WHAT THE TASK ASKS: Swap every "table-row" in the records below for "data-row" and reproduce the lines with nothing else altered. Leave the pictures out of the answer.

# # # # # # #

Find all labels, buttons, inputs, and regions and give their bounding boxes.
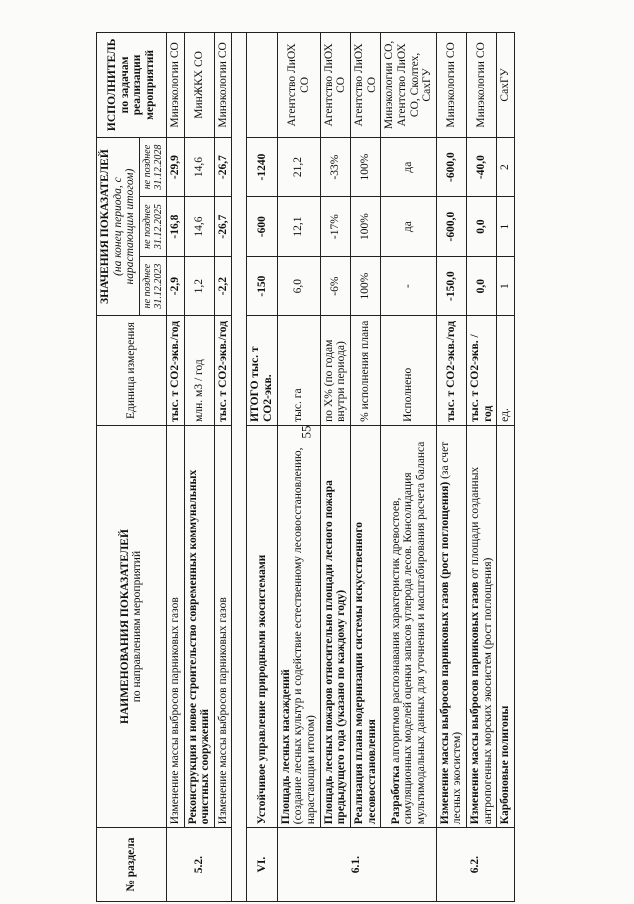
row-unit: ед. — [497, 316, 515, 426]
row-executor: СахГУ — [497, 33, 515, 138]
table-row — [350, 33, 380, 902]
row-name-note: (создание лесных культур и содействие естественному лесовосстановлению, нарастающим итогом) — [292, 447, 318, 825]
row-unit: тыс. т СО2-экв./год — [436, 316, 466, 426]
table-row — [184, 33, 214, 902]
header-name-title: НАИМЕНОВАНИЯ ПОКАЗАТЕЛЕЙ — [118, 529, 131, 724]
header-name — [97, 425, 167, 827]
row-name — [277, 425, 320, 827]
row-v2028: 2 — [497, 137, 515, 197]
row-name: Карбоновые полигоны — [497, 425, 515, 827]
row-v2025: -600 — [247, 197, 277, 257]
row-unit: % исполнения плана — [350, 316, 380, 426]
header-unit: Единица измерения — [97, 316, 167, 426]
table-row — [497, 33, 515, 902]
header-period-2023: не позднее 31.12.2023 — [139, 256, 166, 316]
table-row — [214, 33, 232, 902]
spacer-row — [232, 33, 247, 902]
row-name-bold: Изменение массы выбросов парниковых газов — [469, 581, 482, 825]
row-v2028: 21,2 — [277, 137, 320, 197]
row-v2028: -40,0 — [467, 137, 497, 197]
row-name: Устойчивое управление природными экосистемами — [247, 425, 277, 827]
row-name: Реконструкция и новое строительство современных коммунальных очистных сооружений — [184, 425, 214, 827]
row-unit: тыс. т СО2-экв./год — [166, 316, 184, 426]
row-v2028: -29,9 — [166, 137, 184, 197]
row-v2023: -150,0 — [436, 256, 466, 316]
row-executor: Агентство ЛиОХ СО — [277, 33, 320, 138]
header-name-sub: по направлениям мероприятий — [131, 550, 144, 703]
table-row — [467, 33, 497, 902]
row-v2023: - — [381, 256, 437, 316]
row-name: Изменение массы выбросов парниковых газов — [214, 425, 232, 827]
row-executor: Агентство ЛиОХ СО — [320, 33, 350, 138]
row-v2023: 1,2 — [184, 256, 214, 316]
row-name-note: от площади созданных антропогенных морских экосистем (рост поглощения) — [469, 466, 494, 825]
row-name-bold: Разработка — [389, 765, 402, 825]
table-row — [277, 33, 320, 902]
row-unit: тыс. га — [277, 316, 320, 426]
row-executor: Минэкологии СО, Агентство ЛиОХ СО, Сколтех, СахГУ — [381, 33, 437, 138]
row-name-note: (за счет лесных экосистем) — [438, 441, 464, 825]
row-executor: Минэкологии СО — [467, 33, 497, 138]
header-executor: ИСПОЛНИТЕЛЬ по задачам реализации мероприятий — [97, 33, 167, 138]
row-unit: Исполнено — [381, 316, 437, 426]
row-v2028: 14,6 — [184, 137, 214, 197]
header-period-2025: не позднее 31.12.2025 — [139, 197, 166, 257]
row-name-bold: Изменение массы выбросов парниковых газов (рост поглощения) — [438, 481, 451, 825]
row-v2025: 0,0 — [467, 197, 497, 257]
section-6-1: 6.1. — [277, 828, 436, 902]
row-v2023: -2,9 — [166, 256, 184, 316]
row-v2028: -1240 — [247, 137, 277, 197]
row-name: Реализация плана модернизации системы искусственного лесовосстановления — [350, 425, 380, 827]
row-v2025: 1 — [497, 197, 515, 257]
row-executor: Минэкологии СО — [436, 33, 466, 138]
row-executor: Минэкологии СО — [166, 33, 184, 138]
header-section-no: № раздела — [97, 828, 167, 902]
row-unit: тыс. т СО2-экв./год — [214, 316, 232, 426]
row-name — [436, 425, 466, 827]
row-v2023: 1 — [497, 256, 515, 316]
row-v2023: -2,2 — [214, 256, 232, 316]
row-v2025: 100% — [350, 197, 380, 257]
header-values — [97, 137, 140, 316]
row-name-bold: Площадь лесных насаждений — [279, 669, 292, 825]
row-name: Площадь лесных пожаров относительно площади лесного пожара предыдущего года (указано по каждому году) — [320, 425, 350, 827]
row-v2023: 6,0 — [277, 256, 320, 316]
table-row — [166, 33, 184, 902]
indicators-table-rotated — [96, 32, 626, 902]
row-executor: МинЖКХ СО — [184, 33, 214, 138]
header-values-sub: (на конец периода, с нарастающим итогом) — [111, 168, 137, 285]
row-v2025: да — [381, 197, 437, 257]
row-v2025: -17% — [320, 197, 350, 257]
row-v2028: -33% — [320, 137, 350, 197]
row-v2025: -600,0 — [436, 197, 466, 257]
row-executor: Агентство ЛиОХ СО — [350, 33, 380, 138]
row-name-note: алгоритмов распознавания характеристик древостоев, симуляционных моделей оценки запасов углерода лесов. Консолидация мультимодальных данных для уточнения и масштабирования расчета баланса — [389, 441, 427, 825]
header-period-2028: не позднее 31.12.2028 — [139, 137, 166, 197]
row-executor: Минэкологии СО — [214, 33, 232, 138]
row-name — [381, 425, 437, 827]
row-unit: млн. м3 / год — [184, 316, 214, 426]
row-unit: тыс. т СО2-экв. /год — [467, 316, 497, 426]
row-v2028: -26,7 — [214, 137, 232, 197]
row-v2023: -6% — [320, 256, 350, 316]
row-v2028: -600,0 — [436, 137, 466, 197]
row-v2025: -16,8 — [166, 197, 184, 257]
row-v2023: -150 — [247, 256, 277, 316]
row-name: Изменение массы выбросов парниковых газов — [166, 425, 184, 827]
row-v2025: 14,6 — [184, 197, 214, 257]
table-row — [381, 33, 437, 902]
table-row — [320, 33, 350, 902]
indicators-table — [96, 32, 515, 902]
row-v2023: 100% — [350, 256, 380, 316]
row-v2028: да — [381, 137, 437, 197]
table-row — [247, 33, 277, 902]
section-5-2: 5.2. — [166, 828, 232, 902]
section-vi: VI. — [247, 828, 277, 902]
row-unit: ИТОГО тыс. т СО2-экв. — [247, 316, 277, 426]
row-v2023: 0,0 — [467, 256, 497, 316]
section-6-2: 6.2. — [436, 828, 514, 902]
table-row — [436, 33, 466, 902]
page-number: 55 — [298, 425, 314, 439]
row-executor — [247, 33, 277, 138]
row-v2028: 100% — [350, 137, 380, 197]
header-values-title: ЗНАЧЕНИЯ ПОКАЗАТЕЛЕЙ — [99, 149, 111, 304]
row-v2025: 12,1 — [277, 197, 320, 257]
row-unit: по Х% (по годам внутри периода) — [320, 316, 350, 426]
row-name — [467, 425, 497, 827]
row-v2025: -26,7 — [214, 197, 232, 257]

# # # # # # #

EXPECTED ANSWER:
Find all labels, buttons, inputs, and regions and give their bounding boxes.
row-unit: ед. — [497, 316, 515, 426]
row-executor: СахГУ — [497, 33, 515, 138]
data-row — [350, 33, 380, 902]
row-name-note: (создание лесных культур и содействие естественному лесовосстановлению, нарастающим итогом) — [292, 447, 318, 825]
row-unit: тыс. т СО2-экв./год — [436, 316, 466, 426]
data-row — [184, 33, 214, 902]
header-name-title: НАИМЕНОВАНИЯ ПОКАЗАТЕЛЕЙ — [118, 529, 131, 724]
header-name — [97, 425, 167, 827]
row-name — [277, 425, 320, 827]
row-v2028: 2 — [497, 137, 515, 197]
row-name: Карбоновые полигоны — [497, 425, 515, 827]
row-v2025: -600 — [247, 197, 277, 257]
row-unit: % исполнения плана — [350, 316, 380, 426]
header-unit: Единица измерения — [97, 316, 167, 426]
data-row — [497, 33, 515, 902]
header-period-2023: не позднее 31.12.2023 — [139, 256, 166, 316]
data-row — [214, 33, 232, 902]
spacer-row — [232, 33, 247, 902]
row-name-bold: Изменение массы выбросов парниковых газов — [469, 581, 482, 825]
row-v2028: 21,2 — [277, 137, 320, 197]
row-v2028: -40,0 — [467, 137, 497, 197]
row-name: Устойчивое управление природными экосистемами — [247, 425, 277, 827]
row-name: Реконструкция и новое строительство современных коммунальных очистных сооружений — [184, 425, 214, 827]
row-unit: тыс. т СО2-экв./год — [166, 316, 184, 426]
row-v2028: -29,9 — [166, 137, 184, 197]
row-v2023: -150,0 — [436, 256, 466, 316]
row-executor: Агентство ЛиОХ СО — [277, 33, 320, 138]
header-name-sub: по направлениям мероприятий — [131, 550, 144, 703]
data-row — [467, 33, 497, 902]
row-v2023: - — [381, 256, 437, 316]
row-name: Изменение массы выбросов парниковых газов — [214, 425, 232, 827]
row-executor: Агентство ЛиОХ СО — [320, 33, 350, 138]
row-v2023: 1,2 — [184, 256, 214, 316]
row-name-note: от площади созданных антропогенных морских экосистем (рост поглощения) — [469, 466, 494, 825]
row-name-bold: Разработка — [389, 765, 402, 825]
data-row — [277, 33, 320, 902]
row-unit: тыс. га — [277, 316, 320, 426]
row-executor: Минэкологии СО, Агентство ЛиОХ СО, Сколтех, СахГУ — [381, 33, 437, 138]
row-name-note: (за счет лесных экосистем) — [438, 441, 464, 825]
row-executor: Минэкологии СО — [467, 33, 497, 138]
header-executor: ИСПОЛНИТЕЛЬ по задачам реализации мероприятий — [97, 33, 167, 138]
row-unit: Исполнено — [381, 316, 437, 426]
row-v2028: 14,6 — [184, 137, 214, 197]
header-period-2025: не позднее 31.12.2025 — [139, 197, 166, 257]
row-name-bold: Изменение массы выбросов парниковых газов (рост поглощения) — [438, 481, 451, 825]
row-v2025: 0,0 — [467, 197, 497, 257]
section-6-1: 6.1. — [277, 828, 436, 902]
row-v2023: -2,9 — [166, 256, 184, 316]
row-v2028: -1240 — [247, 137, 277, 197]
row-name: Реализация плана модернизации системы искусственного лесовосстановления — [350, 425, 380, 827]
row-v2025: 1 — [497, 197, 515, 257]
row-executor: Минэкологии СО — [436, 33, 466, 138]
row-executor: Минэкологии СО — [166, 33, 184, 138]
header-section-no: № раздела — [97, 828, 167, 902]
row-unit: тыс. т СО2-экв./год — [214, 316, 232, 426]
row-name — [436, 425, 466, 827]
row-v2023: 1 — [497, 256, 515, 316]
row-v2023: -2,2 — [214, 256, 232, 316]
row-v2025: 100% — [350, 197, 380, 257]
header-values — [97, 137, 140, 316]
row-name-bold: Площадь лесных насаждений — [279, 669, 292, 825]
row-name: Площадь лесных пожаров относительно площади лесного пожара предыдущего года (указано по каждому году) — [320, 425, 350, 827]
row-v2023: 6,0 — [277, 256, 320, 316]
data-row — [166, 33, 184, 902]
indicators-table-rotated — [96, 32, 626, 902]
row-executor: МинЖКХ СО — [184, 33, 214, 138]
header-values-sub: (на конец периода, с нарастающим итогом) — [111, 168, 137, 285]
row-v2025: да — [381, 197, 437, 257]
row-v2025: -17% — [320, 197, 350, 257]
row-v2028: -33% — [320, 137, 350, 197]
row-v2025: -600,0 — [436, 197, 466, 257]
row-executor: Агентство ЛиОХ СО — [350, 33, 380, 138]
row-name-note: алгоритмов распознавания характеристик древостоев, симуляционных моделей оценки запасов углерода лесов. Консолидация мультимодальных данных для уточнения и масштабирования расчета баланса — [389, 441, 427, 825]
header-period-2028: не позднее 31.12.2028 — [139, 137, 166, 197]
row-executor: Минэкологии СО — [214, 33, 232, 138]
row-name — [381, 425, 437, 827]
row-unit: млн. м3 / год — [184, 316, 214, 426]
row-unit: тыс. т СО2-экв. /год — [467, 316, 497, 426]
row-v2028: -26,7 — [214, 137, 232, 197]
row-v2023: -6% — [320, 256, 350, 316]
row-v2028: -600,0 — [436, 137, 466, 197]
row-v2025: -16,8 — [166, 197, 184, 257]
row-v2023: -150 — [247, 256, 277, 316]
row-name: Изменение массы выбросов парниковых газов — [166, 425, 184, 827]
row-v2025: 14,6 — [184, 197, 214, 257]
data-row — [381, 33, 437, 902]
data-row — [320, 33, 350, 902]
indicators-table — [96, 32, 515, 902]
row-v2023: 100% — [350, 256, 380, 316]
row-v2028: да — [381, 137, 437, 197]
data-row — [247, 33, 277, 902]
section-5-2: 5.2. — [166, 828, 232, 902]
section-vi: VI. — [247, 828, 277, 902]
row-unit: ИТОГО тыс. т СО2-экв. — [247, 316, 277, 426]
row-v2023: 0,0 — [467, 256, 497, 316]
section-6-2: 6.2. — [436, 828, 514, 902]
data-row — [436, 33, 466, 902]
page-number: 55 — [298, 425, 314, 439]
row-executor — [247, 33, 277, 138]
row-v2028: 100% — [350, 137, 380, 197]
header-values-title: ЗНАЧЕНИЯ ПОКАЗАТЕЛЕЙ — [99, 149, 111, 304]
row-v2025: 12,1 — [277, 197, 320, 257]
row-unit: по Х% (по годам внутри периода) — [320, 316, 350, 426]
row-name — [467, 425, 497, 827]
row-v2025: -26,7 — [214, 197, 232, 257]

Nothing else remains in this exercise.